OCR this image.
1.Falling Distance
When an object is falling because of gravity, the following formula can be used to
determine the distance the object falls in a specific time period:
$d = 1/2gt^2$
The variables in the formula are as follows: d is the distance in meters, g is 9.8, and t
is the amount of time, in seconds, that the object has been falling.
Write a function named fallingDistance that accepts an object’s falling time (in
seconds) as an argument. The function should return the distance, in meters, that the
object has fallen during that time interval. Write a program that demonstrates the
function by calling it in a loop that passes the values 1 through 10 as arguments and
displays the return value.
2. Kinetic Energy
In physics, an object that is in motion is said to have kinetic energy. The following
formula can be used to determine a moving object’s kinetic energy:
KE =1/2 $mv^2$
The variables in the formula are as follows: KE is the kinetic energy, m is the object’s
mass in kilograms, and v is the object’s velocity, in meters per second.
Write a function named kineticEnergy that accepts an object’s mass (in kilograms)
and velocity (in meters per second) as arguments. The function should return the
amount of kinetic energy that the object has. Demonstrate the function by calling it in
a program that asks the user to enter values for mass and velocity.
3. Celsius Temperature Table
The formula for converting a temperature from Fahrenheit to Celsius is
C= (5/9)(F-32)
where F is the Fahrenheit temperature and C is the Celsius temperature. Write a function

★ ★ ★ ★ ★

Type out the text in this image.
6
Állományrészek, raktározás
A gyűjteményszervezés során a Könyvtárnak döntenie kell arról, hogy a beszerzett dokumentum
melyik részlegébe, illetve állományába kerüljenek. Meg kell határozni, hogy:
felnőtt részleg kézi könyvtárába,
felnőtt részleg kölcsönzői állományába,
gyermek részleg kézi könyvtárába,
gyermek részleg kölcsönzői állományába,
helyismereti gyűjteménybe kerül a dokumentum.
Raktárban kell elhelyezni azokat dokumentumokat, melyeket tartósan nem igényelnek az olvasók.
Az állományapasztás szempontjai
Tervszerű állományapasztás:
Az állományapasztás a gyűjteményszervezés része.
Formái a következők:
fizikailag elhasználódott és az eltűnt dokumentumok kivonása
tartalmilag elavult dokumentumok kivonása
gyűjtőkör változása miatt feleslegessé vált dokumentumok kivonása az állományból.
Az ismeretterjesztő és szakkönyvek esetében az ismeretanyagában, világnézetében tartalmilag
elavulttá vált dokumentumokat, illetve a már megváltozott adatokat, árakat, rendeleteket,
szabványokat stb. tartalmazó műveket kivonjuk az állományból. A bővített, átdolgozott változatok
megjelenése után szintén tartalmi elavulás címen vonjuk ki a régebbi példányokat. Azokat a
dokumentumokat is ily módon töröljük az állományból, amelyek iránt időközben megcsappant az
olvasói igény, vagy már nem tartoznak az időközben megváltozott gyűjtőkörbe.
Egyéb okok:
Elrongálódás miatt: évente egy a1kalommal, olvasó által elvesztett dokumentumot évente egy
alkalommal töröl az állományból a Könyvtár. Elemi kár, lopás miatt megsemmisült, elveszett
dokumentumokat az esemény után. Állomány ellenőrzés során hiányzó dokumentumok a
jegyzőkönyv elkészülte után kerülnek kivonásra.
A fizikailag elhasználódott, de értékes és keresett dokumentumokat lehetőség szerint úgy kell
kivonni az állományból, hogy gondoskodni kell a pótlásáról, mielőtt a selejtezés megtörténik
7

★ ★ ★ ★ ★

Find each line holding the string "állományból" and copy it out.

gyűjtőkör változása miatt feleslegessé vált dokumentumok kivonása az állományból.
szabványokat stb. tartalmazó műveket kivonjuk az állományból. A bővített, átdolgozott változatok
dokumentumokat is ily módon töröljük az állományból, amelyek iránt időközben megcsappant az
alkalommal töröl az állományból a Könyvtár. Elemi kár, lopás miatt megsemmisült, elveszett
kivonni az állományból, hogy gondoskodni kell a pótlásáról, mielőtt a selejtezés megtörténik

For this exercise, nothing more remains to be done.